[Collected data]
>>>>>

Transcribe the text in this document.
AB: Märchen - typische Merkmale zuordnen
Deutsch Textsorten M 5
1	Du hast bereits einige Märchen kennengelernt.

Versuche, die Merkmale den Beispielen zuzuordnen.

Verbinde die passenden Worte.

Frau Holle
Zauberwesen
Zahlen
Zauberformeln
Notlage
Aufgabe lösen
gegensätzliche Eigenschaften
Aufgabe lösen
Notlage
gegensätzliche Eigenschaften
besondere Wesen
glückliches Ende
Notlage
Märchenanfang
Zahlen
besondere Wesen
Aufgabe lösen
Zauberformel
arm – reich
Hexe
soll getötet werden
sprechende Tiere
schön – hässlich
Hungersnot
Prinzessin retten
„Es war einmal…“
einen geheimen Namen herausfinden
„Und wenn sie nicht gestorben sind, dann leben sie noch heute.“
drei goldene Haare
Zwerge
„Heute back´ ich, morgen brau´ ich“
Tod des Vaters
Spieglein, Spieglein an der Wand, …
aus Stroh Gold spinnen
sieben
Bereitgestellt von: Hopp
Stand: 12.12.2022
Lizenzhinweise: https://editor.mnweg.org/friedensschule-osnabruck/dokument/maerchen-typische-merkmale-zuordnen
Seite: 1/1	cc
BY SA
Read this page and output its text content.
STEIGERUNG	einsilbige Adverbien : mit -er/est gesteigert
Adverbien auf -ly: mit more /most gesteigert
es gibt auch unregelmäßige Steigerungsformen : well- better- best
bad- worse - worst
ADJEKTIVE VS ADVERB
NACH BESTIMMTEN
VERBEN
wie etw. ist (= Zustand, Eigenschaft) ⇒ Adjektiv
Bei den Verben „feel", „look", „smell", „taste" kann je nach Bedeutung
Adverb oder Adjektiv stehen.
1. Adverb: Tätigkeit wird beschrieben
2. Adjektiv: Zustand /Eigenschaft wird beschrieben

<<<<<

Exercise aim - Give the number of lines where the string "this" occurs, without any further text.

Correct output - 2